▶ Directive:
Filter the entries and keep only the lines where the string "videre" appears.

## START Given data

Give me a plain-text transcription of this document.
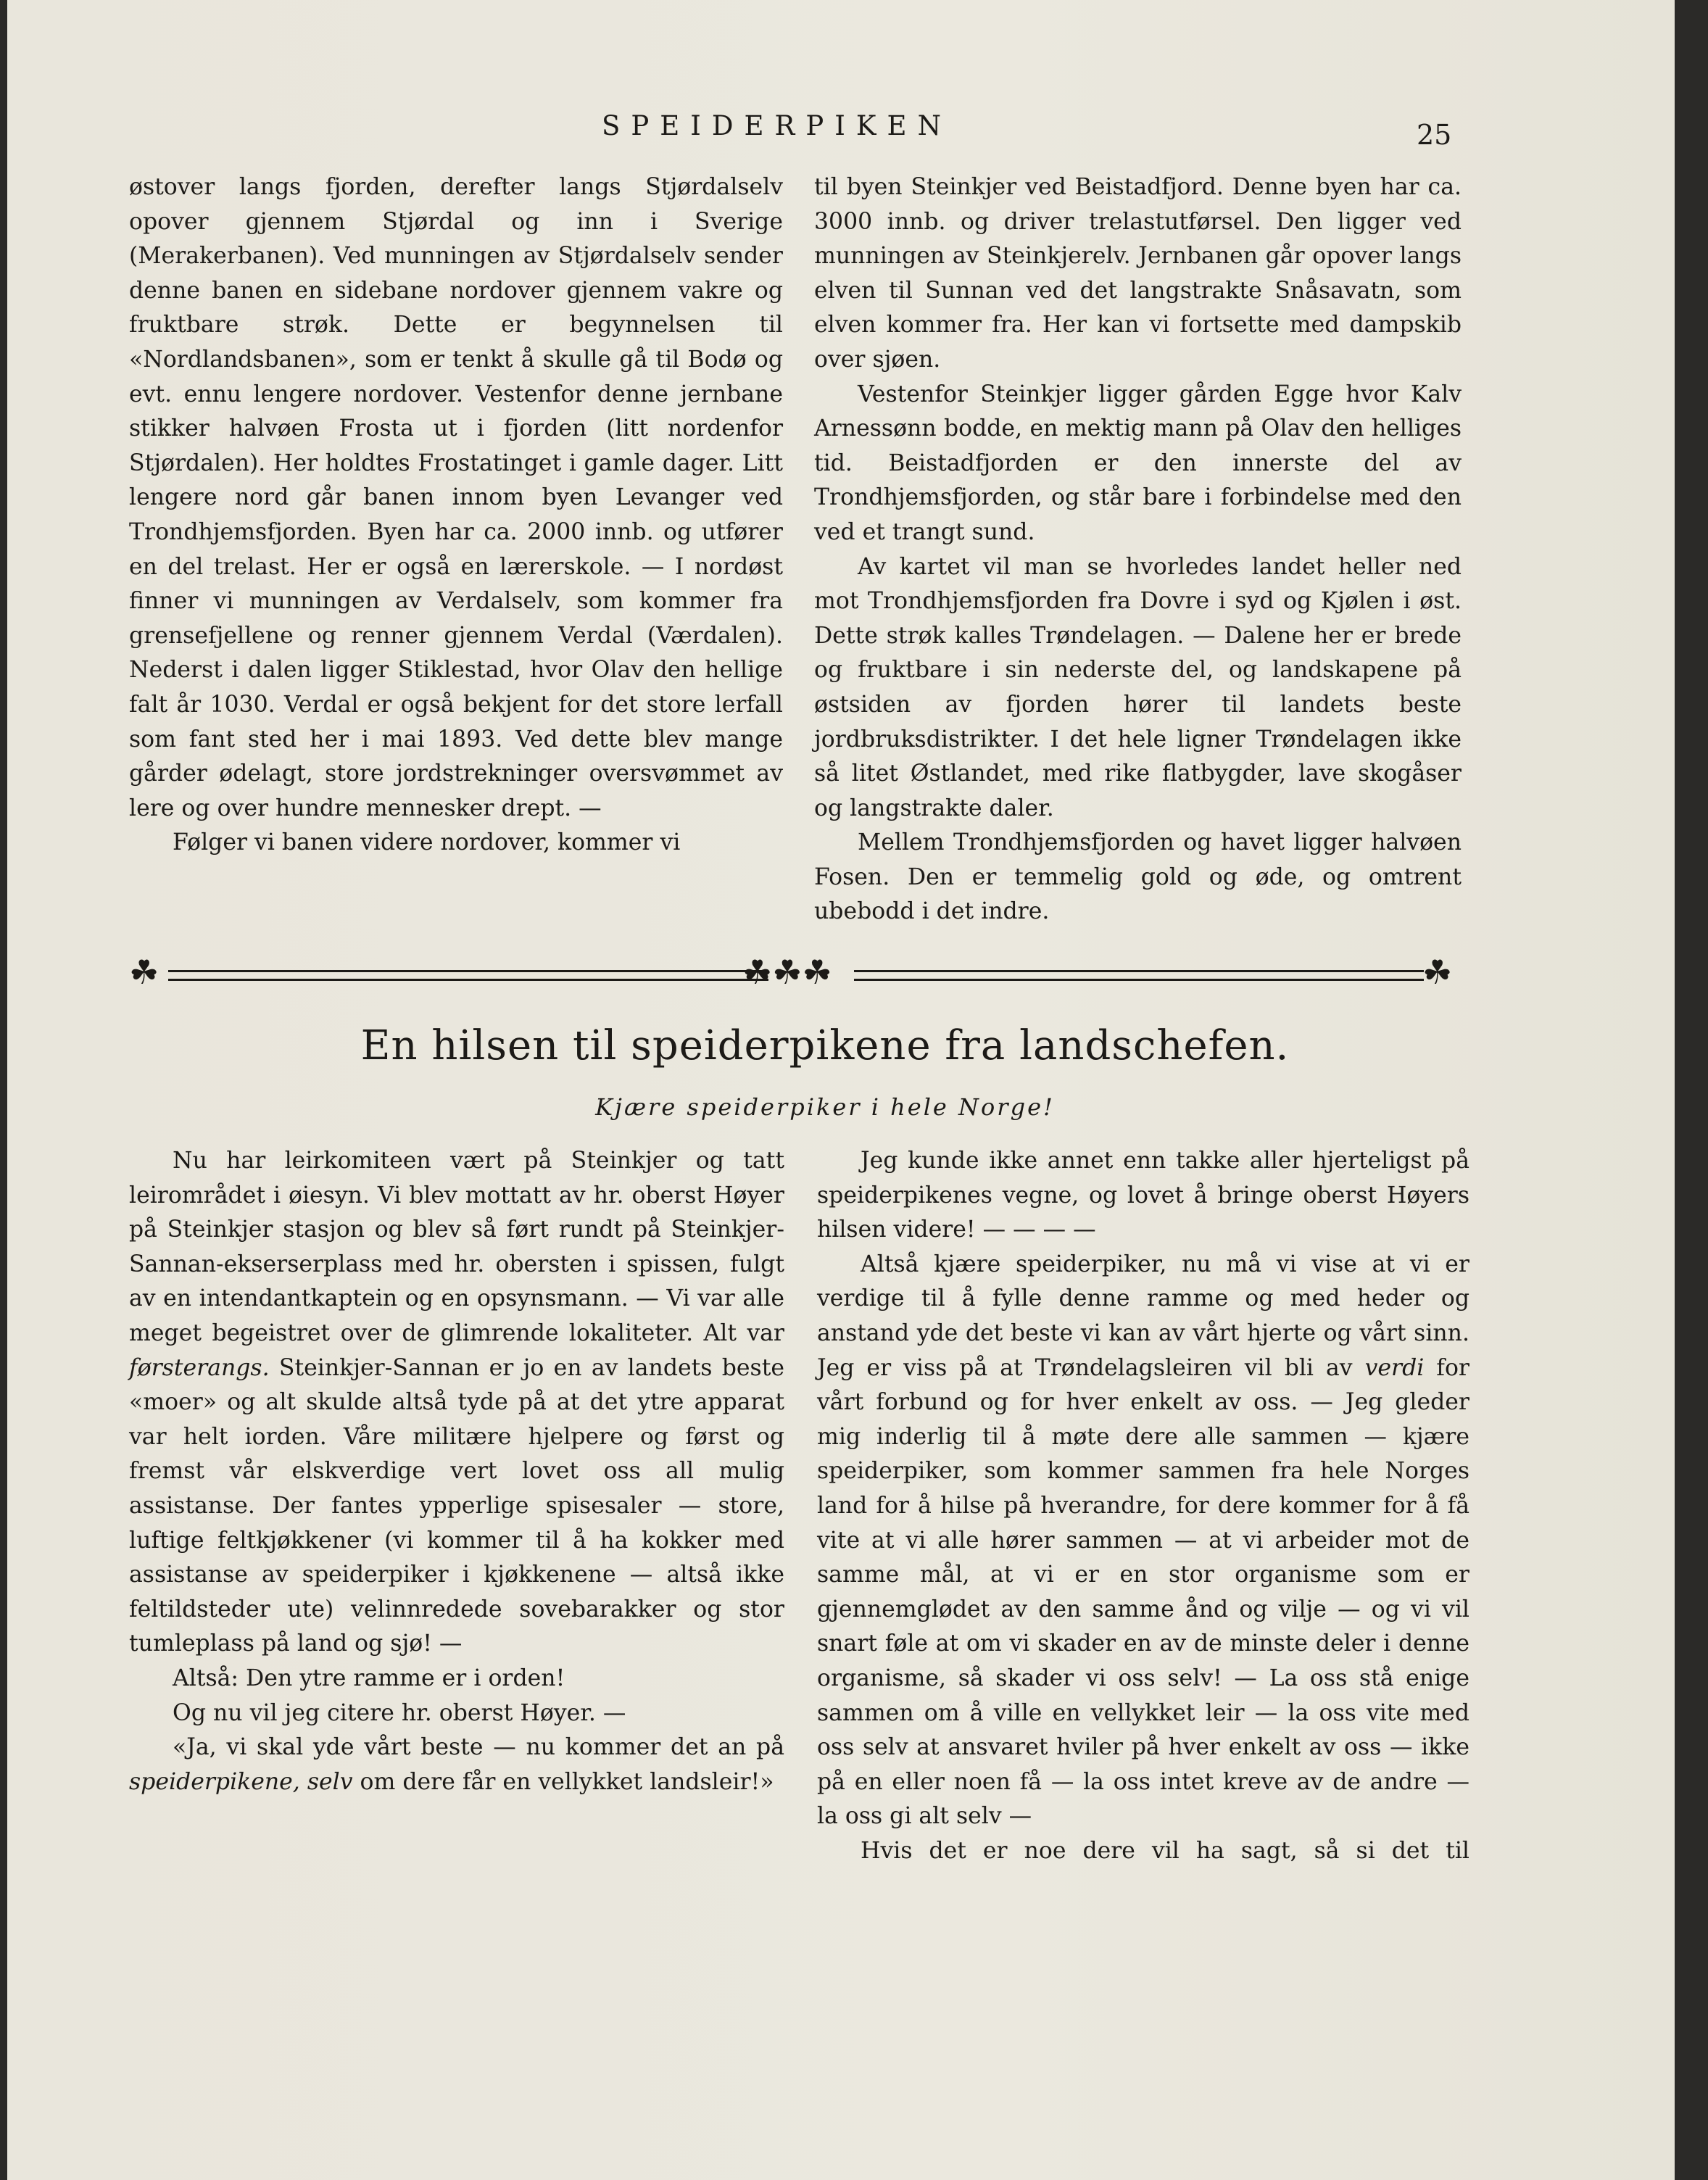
SPEIDERPIKEN	25

østover langs fjorden, derefter langs Stjørdalselv opover gjennem Stjørdal og inn i Sverige (Merakerbanen). Ved munningen av Stjørdalselv sender denne banen en sidebane nordover gjennem vakre og fruktbare strøk. Dette er begynnelsen til «Nordlandsbanen», som er tenkt å skulle gå til Bodø og evt. ennu lengere nordover. Vestenfor denne jernbane stikker halvøen Frosta ut i fjorden (litt nordenfor Stjørdalen). Her holdtes Frostatinget i gamle dager. Litt lengere nord går banen innom byen Levanger ved Trondhjemsfjorden. Byen har ca. 2000 innb. og utfører en del trelast. Her er også en lærerskole. — I nordøst finner vi munningen av Verdalselv, som kommer fra grensefjellene og renner gjennem Verdal (Værdalen). Nederst i dalen ligger Stiklestad, hvor Olav den hellige falt år 1030. Verdal er også bekjent for det store lerfall som fant sted her i mai 1893. Ved dette blev mange gårder ødelagt, store jordstrekninger oversvømmet av lere og over hundre mennesker drept. —

Følger vi banen videre nordover, kommer vi

til byen Steinkjer ved Beistadfjord. Denne byen har ca. 3000 innb. og driver trelastutførsel. Den ligger ved munningen av Steinkjerelv. Jernbanen går opover langs elven til Sunnan ved det langstrakte Snåsavatn, som elven kommer fra. Her kan vi fortsette med dampskib over sjøen.

Vestenfor Steinkjer ligger gården Egge hvor Kalv Arnessønn bodde, en mektig mann på Olav den helliges tid. Beistadfjorden er den innerste del av Trondhjemsfjorden, og står bare i forbindelse med den ved et trangt sund.

Av kartet vil man se hvorledes landet heller ned mot Trondhjemsfjorden fra Dovre i syd og Kjølen i øst. Dette strøk kalles Trøndelagen. — Dalene her er brede og fruktbare i sin nederste del, og landskapene på østsiden av fjorden hører til landets beste jordbruksdistrikter. I det hele ligner Trøndelagen ikke så litet Østlandet, med rike flatbygder, lave skogåser og langstrakte daler.

Mellem Trondhjemsfjorden og havet ligger halvøen Fosen. Den er temmelig gold og øde, og omtrent ubebodd i det indre.

☘	☘☘☘	☘
En hilsen til speiderpikene fra landschefen.
Kjære speiderpiker i hele Norge!

Nu har leirkomiteen vært på Steinkjer og tatt leirområdet i øiesyn. Vi blev mottatt av hr. oberst Høyer på Steinkjer stasjon og blev så ført rundt på Steinkjer-Sannan-ekserserplass med hr. obersten i spissen, fulgt av en intendantkaptein og en opsynsmann. — Vi var alle meget begeistret over de glimrende lokaliteter. Alt var førsterangs. Steinkjer-Sannan er jo en av landets beste «moer» og alt skulde altså tyde på at det ytre apparat var helt iorden. Våre militære hjelpere og først og fremst vår elskverdige vert lovet oss all mulig assistanse. Der fantes ypperlige spisesaler — store, luftige feltkjøkkener (vi kommer til å ha kokker med assistanse av speiderpiker i kjøkkenene — altså ikke feltildsteder ute) velinnredede sovebarakker og stor tumleplass på land og sjø! —

Altså: Den ytre ramme er i orden!

Og nu vil jeg citere hr. oberst Høyer. —

«Ja, vi skal yde vårt beste — nu kommer det an på speiderpikene, selv om dere får en vellykket landsleir!»

Jeg kunde ikke annet enn takke aller hjerteligst på speiderpikenes vegne, og lovet å bringe oberst Høyers hilsen videre! — — — —

Altså kjære speiderpiker, nu må vi vise at vi er verdige til å fylle denne ramme og med heder og anstand yde det beste vi kan av vårt hjerte og vårt sinn. Jeg er viss på at Trøndelagsleiren vil bli av verdi for vårt forbund og for hver enkelt av oss. — Jeg gleder mig inderlig til å møte dere alle sammen — kjære speiderpiker, som kommer sammen fra hele Norges land for å hilse på hverandre, for dere kommer for å få vite at vi alle hører sammen — at vi arbeider mot de samme mål, at vi er en stor organisme som er gjennemglødet av den samme ånd og vilje — og vi vil snart føle at om vi skader en av de minste deler i denne organisme, så skader vi oss selv! — La oss stå enige sammen om å ville en vellykket leir — la oss vite med oss selv at ansvaret hviler på hver enkelt av oss — ikke på en eller noen få — la oss intet kreve av de andre — la oss gi alt selv —

Hvis det er noe dere vil ha sagt, så si det til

## END Given data

▶ Output for this exercise:
Følger vi banen videre nordover, kommer vi
Jeg kunde ikke annet enn takke aller hjerteligst på speiderpikenes vegne, og lovet å bringe oberst Høyers hilsen videre! — — — —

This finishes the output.